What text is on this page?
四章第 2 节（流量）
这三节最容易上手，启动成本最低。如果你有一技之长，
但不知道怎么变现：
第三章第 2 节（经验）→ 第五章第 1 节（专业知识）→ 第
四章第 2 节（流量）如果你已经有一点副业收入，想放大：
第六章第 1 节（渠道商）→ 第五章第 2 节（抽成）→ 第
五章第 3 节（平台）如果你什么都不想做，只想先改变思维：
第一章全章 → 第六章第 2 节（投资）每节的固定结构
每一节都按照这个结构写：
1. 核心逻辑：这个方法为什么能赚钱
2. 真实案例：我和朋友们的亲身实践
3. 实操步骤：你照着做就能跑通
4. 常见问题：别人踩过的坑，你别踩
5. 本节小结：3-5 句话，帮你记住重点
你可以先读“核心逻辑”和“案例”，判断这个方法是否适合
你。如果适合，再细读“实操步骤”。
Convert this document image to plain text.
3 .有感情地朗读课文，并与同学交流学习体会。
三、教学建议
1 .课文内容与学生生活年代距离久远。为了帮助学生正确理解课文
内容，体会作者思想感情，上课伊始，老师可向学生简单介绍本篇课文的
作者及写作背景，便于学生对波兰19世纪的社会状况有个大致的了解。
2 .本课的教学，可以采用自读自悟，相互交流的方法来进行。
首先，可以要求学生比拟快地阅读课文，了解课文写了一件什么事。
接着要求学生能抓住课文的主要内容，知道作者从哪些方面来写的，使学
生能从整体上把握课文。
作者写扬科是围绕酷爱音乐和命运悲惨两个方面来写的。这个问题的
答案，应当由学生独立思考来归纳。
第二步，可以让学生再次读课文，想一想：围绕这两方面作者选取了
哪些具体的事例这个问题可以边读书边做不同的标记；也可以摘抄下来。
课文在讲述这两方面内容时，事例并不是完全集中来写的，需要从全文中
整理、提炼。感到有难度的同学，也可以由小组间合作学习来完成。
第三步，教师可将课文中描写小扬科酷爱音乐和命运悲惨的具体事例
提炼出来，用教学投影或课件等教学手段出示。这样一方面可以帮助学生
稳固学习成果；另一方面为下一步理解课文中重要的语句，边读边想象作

..............................

#### Problem description
Scan the listing above. Collect all lines with the word "核心逻辑".

#### Solution for this problem
1. 核心逻辑：这个方法为什么能赚钱
你可以先读“核心逻辑”和“案例”，判断这个方法是否适合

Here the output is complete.